▶ [REQUIRED WORK]: Copy out the lines that include the word "Docs".

((

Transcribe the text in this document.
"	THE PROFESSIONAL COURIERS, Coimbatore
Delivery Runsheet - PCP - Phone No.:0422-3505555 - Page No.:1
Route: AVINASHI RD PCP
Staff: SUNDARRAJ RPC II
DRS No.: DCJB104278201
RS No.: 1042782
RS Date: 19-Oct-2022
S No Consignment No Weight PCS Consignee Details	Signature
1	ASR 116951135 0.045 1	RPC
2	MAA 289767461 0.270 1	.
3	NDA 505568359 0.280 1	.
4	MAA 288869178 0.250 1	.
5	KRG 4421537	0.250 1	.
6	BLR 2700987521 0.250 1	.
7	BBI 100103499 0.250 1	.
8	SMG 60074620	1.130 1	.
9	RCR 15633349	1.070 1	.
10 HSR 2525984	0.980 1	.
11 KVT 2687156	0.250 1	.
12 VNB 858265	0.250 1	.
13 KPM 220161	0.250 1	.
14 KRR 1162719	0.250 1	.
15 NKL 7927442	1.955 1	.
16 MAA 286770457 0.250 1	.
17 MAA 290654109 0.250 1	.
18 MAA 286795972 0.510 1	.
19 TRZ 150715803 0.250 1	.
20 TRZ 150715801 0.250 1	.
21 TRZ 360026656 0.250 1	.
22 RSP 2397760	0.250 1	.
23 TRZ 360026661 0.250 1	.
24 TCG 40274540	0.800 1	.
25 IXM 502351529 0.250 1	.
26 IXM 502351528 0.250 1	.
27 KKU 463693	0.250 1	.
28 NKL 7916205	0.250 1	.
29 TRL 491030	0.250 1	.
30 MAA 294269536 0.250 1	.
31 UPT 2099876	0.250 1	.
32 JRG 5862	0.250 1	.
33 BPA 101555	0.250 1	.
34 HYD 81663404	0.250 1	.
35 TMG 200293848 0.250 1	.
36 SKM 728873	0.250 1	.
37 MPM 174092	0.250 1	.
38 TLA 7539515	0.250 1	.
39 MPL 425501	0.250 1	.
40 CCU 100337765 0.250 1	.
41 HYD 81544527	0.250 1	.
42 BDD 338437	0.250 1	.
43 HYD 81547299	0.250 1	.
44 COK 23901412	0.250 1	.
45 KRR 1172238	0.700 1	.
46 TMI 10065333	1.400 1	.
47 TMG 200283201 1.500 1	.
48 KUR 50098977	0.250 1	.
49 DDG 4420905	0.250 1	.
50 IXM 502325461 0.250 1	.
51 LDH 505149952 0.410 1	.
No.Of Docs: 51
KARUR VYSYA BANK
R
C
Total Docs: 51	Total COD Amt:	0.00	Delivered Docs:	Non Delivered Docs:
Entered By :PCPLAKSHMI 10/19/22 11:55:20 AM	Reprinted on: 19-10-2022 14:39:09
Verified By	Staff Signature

))

▶ [WRITTEN REPLY]:
No.Of Docs: 51
Total Docs: 51	Total COD Amt:	0.00	Delivered Docs:	Non Delivered Docs:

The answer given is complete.